§ **Objective**:
Gather up every line from the entries below that uses the word "Толщина".

§ **Entries provided**:
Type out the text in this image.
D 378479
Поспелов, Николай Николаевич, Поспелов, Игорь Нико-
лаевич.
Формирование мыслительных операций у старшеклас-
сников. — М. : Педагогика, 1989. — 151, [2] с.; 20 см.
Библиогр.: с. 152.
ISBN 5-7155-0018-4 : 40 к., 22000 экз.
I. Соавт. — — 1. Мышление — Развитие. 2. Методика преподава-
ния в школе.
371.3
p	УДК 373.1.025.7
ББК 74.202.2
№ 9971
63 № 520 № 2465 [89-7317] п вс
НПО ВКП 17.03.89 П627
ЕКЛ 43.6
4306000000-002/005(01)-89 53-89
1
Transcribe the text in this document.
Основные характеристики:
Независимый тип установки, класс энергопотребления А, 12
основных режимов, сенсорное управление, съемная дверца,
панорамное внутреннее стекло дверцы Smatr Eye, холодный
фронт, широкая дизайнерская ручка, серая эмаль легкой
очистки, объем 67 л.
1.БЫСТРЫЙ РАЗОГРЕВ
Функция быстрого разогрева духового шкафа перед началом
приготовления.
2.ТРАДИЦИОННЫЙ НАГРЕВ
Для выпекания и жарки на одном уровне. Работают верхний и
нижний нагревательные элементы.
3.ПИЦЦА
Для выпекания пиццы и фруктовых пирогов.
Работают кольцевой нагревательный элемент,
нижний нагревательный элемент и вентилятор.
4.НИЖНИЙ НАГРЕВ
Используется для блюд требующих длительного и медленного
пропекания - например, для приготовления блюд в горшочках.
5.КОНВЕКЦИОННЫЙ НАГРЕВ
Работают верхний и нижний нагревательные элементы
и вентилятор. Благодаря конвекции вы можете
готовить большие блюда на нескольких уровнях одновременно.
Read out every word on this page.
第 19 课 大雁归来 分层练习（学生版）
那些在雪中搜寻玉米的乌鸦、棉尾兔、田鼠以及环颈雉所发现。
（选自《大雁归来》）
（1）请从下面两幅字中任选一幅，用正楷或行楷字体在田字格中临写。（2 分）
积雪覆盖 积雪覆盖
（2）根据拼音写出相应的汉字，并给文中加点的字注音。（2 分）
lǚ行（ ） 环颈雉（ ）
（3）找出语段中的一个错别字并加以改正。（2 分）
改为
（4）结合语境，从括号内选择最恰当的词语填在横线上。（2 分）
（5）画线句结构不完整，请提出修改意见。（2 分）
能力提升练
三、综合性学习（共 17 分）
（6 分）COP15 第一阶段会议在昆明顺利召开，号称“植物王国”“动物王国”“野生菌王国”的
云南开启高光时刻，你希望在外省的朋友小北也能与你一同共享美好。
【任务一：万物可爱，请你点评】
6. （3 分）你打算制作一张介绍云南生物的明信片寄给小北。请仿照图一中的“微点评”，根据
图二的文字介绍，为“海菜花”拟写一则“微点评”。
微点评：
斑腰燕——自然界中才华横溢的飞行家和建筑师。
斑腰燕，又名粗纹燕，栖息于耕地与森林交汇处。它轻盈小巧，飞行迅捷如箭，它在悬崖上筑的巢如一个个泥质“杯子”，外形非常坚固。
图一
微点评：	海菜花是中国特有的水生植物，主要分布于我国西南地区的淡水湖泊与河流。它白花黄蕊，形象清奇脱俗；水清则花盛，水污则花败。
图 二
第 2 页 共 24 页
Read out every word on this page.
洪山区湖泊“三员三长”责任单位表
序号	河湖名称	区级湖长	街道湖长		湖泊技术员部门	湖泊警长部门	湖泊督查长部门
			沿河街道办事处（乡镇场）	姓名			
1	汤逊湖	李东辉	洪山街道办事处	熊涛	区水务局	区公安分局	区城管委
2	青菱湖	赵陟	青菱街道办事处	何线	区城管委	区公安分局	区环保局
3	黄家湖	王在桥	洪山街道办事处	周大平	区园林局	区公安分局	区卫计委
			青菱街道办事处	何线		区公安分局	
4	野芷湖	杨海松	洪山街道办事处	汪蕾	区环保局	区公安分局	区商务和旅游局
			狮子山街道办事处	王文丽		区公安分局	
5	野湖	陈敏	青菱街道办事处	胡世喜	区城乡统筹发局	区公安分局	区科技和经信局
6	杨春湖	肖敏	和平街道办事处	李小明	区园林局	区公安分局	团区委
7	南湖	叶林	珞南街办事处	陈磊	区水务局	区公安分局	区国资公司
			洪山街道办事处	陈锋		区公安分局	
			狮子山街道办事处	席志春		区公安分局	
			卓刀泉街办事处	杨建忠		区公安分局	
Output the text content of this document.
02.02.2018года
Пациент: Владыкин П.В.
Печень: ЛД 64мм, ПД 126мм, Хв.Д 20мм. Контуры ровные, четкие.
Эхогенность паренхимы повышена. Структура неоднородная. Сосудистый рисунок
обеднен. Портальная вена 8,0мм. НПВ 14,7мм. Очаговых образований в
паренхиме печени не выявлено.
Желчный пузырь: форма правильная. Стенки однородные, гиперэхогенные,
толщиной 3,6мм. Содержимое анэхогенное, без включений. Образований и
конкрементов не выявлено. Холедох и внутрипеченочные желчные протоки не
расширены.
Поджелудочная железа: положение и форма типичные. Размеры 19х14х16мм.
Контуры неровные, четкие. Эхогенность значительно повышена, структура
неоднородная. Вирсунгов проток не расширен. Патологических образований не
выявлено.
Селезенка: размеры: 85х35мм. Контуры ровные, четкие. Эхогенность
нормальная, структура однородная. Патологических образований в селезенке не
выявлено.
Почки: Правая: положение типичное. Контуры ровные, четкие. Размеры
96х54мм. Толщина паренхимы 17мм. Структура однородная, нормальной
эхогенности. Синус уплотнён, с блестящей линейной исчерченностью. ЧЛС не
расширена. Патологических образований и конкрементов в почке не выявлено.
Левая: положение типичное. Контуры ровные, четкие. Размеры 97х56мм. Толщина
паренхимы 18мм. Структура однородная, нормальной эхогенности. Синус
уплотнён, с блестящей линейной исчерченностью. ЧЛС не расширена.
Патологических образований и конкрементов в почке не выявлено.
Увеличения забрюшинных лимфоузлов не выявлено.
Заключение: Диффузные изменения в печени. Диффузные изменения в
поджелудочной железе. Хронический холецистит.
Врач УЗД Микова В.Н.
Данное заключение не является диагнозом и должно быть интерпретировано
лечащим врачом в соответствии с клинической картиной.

§ **Answer in full**:
96х54мм. Толщина паренхимы 17мм. Структура однородная, нормальной
Левая: положение типичное. Контуры ровные, четкие. Размеры 97х56мм. Толщина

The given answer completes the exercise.